Reproduce the listing below in its entirety. Change nothing.

Information shown
⁂
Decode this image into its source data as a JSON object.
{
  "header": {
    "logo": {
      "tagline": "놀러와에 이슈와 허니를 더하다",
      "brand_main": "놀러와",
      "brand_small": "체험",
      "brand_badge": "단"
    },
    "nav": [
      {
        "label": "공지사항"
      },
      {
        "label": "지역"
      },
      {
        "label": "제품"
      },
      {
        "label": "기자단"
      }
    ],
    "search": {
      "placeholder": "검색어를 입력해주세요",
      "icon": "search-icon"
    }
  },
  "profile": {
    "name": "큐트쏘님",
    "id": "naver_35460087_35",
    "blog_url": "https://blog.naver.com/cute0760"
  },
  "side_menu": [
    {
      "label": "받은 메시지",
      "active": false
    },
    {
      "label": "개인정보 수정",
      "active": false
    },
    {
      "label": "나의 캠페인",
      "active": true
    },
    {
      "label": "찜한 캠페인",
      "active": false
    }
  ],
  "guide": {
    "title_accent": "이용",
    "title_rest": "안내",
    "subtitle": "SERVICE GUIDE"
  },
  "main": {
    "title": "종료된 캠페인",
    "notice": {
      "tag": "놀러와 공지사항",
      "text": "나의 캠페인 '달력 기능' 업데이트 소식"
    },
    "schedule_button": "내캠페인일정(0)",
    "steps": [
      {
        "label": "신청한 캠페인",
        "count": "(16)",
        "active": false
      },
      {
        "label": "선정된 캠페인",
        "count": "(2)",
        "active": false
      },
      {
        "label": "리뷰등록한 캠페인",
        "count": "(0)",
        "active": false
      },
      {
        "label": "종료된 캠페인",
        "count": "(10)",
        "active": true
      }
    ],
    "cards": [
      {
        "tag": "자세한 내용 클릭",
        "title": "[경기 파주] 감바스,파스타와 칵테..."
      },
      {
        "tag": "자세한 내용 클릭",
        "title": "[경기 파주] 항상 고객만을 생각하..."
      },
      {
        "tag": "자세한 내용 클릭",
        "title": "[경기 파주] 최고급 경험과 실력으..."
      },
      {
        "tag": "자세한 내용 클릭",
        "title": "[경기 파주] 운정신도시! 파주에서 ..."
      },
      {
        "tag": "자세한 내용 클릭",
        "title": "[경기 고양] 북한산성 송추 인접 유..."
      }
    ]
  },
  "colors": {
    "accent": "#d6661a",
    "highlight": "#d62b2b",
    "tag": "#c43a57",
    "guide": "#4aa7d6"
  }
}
⁂
Output
Decode this image into its source data as a JSON object.
{
  "header": {
    "logo": {
      "tagline": "놀러와에 이슈와 허니를 더하다",
      "brand_main": "놀러와",
      "brand_small": "체험",
      "brand_badge": "단"
    },
    "nav": [
      {
        "label": "공지사항"
      },
      {
        "label": "지역"
      },
      {
        "label": "제품"
      },
      {
        "label": "기자단"
      }
    ],
    "search": {
      "placeholder": "검색어를 입력해주세요",
      "icon": "search-icon"
    }
  },
  "profile": {
    "name": "큐트쏘님",
    "id": "naver_35460087_35",
    "blog_url": "https://blog.naver.com/cute0760"
  },
  "side_menu": [
    {
      "label": "받은 메시지",
      "active": false
    },
    {
      "label": "개인정보 수정",
      "active": false
    },
    {
      "label": "나의 캠페인",
      "active": true
    },
    {
      "label": "찜한 캠페인",
      "active": false
    }
  ],
  "guide": {
    "title_accent": "이용",
    "title_rest": "안내",
    "subtitle": "SERVICE GUIDE"
  },
  "main": {
    "title": "종료된 캠페인",
    "notice": {
      "tag": "놀러와 공지사항",
      "text": "나의 캠페인 '달력 기능' 업데이트 소식"
    },
    "schedule_button": "내캠페인일정(0)",
    "steps": [
      {
        "label": "신청한 캠페인",
        "count": "(16)",
        "active": false
      },
      {
        "label": "선정된 캠페인",
        "count": "(2)",
        "active": false
      },
      {
        "label": "리뷰등록한 캠페인",
        "count": "(0)",
        "active": false
      },
      {
        "label": "종료된 캠페인",
        "count": "(10)",
        "active": true
      }
    ],
    "cards": [
      {
        "tag": "자세한 내용 클릭",
        "title": "[경기 파주] 감바스,파스타와 칵테..."
      },
      {
        "tag": "자세한 내용 클릭",
        "title": "[경기 파주] 항상 고객만을 생각하..."
      },
      {
        "tag": "자세한 내용 클릭",
        "title": "[경기 파주] 최고급 경험과 실력으..."
      },
      {
        "tag": "자세한 내용 클릭",
        "title": "[경기 파주] 운정신도시! 파주에서 ..."
      },
      {
        "tag": "자세한 내용 클릭",
        "title": "[경기 고양] 북한산성 송추 인접 유..."
      }
    ]
  },
  "colors": {
    "accent": "#d6661a",
    "highlight": "#d62b2b",
    "tag": "#c43a57",
    "guide": "#4aa7d6"
  }
}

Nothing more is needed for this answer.